------ Listed entries
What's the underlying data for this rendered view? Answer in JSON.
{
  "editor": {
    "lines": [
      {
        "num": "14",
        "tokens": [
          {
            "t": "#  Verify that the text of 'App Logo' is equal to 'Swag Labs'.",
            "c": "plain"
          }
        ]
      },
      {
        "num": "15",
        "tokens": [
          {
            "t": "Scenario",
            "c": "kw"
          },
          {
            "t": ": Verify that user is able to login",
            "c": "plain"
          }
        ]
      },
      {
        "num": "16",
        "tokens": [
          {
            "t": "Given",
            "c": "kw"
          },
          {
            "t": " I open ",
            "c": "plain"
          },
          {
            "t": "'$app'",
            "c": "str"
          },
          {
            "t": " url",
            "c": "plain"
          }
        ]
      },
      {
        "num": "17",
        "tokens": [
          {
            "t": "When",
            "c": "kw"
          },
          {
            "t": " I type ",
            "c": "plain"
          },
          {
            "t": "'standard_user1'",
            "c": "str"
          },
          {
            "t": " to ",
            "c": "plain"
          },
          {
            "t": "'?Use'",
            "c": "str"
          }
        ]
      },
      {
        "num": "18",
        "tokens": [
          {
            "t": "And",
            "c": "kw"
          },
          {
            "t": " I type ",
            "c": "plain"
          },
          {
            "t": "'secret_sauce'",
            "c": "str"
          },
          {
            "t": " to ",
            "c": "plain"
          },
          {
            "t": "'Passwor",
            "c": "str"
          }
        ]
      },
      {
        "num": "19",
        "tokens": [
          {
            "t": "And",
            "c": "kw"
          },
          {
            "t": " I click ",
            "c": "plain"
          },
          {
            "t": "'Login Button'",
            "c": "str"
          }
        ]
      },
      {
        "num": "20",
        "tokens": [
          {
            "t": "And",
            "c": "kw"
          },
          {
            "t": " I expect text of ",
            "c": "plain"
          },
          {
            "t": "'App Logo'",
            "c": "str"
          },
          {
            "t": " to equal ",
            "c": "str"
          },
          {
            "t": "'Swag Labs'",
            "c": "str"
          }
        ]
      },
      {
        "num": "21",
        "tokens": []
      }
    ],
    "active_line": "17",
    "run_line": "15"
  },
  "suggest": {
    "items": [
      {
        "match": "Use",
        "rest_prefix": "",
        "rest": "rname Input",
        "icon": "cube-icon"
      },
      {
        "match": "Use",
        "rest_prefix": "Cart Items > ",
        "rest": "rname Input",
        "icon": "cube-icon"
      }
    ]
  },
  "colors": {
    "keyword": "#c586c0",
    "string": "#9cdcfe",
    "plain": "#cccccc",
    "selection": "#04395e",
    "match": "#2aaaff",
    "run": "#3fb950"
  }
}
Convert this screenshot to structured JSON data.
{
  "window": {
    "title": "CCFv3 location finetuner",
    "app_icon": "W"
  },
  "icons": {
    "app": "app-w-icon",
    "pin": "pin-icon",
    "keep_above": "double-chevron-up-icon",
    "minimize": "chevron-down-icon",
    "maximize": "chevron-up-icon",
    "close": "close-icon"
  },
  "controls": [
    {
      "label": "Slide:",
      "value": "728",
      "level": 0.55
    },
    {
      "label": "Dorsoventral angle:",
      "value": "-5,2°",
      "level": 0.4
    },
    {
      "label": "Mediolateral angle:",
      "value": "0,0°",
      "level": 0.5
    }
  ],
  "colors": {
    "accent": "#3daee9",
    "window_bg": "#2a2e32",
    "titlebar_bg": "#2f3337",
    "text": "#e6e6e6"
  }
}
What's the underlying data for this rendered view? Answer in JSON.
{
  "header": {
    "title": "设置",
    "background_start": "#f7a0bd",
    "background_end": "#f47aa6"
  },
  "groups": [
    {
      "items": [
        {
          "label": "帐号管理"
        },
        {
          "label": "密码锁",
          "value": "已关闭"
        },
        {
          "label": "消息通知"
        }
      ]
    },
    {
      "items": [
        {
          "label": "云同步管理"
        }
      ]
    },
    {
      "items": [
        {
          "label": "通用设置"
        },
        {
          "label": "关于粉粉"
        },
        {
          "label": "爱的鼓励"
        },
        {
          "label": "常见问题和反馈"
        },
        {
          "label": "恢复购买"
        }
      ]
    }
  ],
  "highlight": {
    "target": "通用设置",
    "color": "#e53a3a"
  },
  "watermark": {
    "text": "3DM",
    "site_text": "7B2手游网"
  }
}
------------
• What is expected: Out of the material above, select every line that holds the string "Swag".

• Exercise result:
            "t": "#  Verify that the text of 'App Logo' is equal to 'Swag Labs'.",
            "t": "'Swag Labs'",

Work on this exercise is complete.